(THE REQUEST):
Identify the lines holding "open" and copy them.

(RECORDS FOR THE TASK):
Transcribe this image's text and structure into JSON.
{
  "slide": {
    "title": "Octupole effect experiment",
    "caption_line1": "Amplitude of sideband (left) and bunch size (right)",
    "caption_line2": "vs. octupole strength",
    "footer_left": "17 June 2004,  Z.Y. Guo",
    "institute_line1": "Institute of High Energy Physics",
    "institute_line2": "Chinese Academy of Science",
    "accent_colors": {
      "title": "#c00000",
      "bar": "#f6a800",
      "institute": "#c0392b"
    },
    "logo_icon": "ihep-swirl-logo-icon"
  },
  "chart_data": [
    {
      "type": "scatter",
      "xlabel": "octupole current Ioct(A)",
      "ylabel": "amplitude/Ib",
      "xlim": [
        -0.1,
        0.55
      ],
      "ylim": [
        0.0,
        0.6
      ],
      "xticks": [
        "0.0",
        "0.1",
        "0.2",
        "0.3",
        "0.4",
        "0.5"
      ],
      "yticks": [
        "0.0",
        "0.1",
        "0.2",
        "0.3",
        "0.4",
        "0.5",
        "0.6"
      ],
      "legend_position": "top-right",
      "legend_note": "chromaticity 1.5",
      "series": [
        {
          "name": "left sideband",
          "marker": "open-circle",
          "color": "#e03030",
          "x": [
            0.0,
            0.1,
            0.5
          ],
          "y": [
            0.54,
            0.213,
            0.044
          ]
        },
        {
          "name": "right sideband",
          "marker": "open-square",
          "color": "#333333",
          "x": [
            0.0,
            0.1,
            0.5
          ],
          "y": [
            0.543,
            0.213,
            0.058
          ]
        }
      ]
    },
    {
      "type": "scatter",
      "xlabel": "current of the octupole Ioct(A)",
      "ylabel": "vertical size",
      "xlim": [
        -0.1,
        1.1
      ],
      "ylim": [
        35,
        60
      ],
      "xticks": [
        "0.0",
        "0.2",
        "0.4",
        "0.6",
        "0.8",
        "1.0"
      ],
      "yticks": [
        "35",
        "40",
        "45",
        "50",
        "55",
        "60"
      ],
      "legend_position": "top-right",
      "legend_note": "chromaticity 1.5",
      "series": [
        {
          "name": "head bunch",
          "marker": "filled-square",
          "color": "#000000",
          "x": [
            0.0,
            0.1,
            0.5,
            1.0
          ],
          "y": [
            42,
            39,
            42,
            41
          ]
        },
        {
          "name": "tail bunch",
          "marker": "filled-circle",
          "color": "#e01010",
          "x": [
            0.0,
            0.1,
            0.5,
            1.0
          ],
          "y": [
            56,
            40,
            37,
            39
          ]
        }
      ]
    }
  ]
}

(THE COMPLETED TASK):
          "marker": "open-circle",
          "marker": "open-square",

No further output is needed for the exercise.